━━━━━ RECORD SET

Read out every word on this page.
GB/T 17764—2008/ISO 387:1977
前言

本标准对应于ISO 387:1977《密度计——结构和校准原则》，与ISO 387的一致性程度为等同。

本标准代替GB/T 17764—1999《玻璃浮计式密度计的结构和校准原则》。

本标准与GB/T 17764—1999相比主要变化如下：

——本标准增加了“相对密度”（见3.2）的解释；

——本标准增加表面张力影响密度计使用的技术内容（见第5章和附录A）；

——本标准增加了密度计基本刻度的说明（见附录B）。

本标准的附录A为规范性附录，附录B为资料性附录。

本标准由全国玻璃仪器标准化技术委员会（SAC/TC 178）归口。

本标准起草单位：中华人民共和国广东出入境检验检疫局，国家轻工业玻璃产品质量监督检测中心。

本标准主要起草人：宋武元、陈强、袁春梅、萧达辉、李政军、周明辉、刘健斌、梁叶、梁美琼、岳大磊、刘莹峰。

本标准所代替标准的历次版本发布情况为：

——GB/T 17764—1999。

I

━━━━━━━━━━

### WHAT THE TASK REQUIRES:
Would you copy out each line exactly as written?

### ANSWER IN FULL:
Read out every word on this page.
GB/T 17764—2008/ISO 387:1977
前言

本标准对应于ISO 387:1977《密度计——结构和校准原则》，与ISO 387的一致性程度为等同。

本标准代替GB/T 17764—1999《玻璃浮计式密度计的结构和校准原则》。

本标准与GB/T 17764—1999相比主要变化如下：

——本标准增加了“相对密度”（见3.2）的解释；

——本标准增加表面张力影响密度计使用的技术内容（见第5章和附录A）；

——本标准增加了密度计基本刻度的说明（见附录B）。

本标准的附录A为规范性附录，附录B为资料性附录。

本标准由全国玻璃仪器标准化技术委员会（SAC/TC 178）归口。

本标准起草单位：中华人民共和国广东出入境检验检疫局，国家轻工业玻璃产品质量监督检测中心。

本标准主要起草人：宋武元、陈强、袁春梅、萧达辉、李政军、周明辉、刘健斌、梁叶、梁美琼、岳大磊、刘莹峰。

本标准所代替标准的历次版本发布情况为：

——GB/T 17764—1999。

I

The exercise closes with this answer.